Reading passage ::
╔══

Abstract

It is unclear whether procalcitonin (PCT) is correlated with noninvasive ventilation (NIV) failure. This retrospective case–control study aimed to compare PCT levels, C-reactive protein (CRP) levels, and PaCO2 in patients (05/2014–03/2015 at the Harrison International Peace Hospital, China) with acute exacerbation of chronic obstructive pulmonary disease (AECOPD) and NIV failure/success.This was a retrospective case–control study of patients with AECOPD who required NIV between May 2014 and March 2015. All consecutive patients with AECOPD admitted at the Department of Critical Care Medicine and transferred from the general ward were included in the study. Hemogram, PCT, erythrocyte sedimentation rate (ESR), arterial blood gas (ABG), and CRP levels were measured ≤1 hour before NIV was used. NIV was considered to have failed if at least one of the following criteria was met: cardiac arrest or severe hemodynamic instability; respiratory arrest or gasping; mask intolerance; difficulty in clearing bronchial secretions; or worsening of ABGs or sensorium level during NIV. The factors associated with NIV failure were determined.A total of 376 patients were included: 286 with successful NIV and 90 wither NIV failure. The multivariate analysis showed that PCT (OR = 2.0, 95%CI: 1.2–3.2, P = .006), CRP (OR = 1.2, 95%CI: 1.1–1.3, P < .001), and PaCO2 (OR = 1.1, 95%CI: 1.1–1.2, P < .001) ≤1 hour before NIV were independently associated with NIV failure. The optimal cutoff were 0.31 ng/mL for PCT (sensitivity, 83.3%; specificity, 83.7%), 15.0 mg/mL for CRP (sensitivity, 75.6%; specificity, 93.0%), and 73.5 mm Hg for PaCO2 (sensitivity, 71.1%; specificity, 100%). The area under the curve (AUC) was 0.854 for PCT, 0.849 for CRP, and 0.828 for PaCO2. PCT, CRP, and PaCO2 were used to obtain a combined prediction factor, which achieved an AUC of 0.978 (95%CI: 0.961–0.995).High serum PCT, CRP, and PaCO2 levels predict NIV failure for patients with AECOPD. The combination of these three parameters might enable even more accurate prediction.

╚══

Task requirements ::
In the abstract, what was the optimal cutoff value for PCT?

Excerpted records ::
╔══

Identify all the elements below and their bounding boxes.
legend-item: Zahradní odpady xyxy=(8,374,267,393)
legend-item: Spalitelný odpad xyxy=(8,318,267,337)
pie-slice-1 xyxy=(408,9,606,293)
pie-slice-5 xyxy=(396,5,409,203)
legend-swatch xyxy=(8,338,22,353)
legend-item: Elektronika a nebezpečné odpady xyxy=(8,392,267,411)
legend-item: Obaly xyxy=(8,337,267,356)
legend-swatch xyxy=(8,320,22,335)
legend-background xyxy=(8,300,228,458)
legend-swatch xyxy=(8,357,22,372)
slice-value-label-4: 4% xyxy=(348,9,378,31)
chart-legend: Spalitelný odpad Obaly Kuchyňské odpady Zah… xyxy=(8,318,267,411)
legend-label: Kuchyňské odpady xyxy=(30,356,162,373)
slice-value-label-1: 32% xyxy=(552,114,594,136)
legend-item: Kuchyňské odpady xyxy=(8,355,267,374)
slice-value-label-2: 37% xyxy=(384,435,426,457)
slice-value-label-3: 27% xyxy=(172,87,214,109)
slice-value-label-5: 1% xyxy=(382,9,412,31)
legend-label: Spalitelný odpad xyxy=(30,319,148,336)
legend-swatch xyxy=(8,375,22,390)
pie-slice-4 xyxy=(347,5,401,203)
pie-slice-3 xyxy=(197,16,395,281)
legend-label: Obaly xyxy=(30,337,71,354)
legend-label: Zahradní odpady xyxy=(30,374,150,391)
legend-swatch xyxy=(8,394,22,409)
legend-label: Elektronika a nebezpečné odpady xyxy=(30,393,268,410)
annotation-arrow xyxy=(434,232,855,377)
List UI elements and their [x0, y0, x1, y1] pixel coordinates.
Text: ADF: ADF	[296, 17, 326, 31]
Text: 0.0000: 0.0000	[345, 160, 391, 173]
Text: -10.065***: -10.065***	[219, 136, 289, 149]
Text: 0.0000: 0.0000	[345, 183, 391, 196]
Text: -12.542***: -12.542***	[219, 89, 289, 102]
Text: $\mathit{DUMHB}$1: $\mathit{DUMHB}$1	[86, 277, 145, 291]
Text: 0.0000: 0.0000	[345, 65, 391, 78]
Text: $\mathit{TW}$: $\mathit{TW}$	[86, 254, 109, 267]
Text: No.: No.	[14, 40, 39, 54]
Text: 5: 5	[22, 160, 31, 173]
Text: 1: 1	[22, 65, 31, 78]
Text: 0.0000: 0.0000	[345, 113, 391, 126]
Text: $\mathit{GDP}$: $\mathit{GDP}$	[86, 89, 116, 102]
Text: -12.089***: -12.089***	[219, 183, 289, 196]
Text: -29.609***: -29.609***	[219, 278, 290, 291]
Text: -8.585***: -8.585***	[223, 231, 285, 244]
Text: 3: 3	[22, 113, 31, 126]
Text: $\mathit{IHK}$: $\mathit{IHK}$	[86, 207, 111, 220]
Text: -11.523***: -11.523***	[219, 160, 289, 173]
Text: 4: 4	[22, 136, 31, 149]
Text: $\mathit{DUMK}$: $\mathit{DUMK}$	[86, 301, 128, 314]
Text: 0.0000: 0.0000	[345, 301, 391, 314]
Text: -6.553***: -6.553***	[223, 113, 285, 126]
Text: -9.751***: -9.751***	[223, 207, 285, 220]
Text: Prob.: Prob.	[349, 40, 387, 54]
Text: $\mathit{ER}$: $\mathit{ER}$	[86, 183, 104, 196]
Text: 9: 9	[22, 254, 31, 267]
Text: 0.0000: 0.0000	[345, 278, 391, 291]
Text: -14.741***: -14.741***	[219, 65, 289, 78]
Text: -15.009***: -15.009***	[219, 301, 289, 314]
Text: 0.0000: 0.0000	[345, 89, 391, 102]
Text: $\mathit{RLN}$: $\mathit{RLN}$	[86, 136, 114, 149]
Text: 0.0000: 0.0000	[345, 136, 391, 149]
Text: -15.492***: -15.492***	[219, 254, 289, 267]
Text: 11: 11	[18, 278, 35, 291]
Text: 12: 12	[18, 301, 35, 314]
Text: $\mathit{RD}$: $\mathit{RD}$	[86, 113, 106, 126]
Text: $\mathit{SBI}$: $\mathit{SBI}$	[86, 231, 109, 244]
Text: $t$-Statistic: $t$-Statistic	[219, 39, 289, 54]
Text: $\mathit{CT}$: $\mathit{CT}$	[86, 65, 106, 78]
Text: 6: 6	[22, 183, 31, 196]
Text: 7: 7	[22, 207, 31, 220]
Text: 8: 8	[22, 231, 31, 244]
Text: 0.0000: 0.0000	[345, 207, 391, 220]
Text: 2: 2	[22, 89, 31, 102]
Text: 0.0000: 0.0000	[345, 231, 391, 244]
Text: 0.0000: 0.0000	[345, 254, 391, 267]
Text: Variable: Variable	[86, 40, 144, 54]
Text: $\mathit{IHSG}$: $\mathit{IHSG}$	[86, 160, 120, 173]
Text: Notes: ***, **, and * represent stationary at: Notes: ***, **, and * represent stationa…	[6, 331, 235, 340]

╚══

Written solution ::
0.31 ng/mL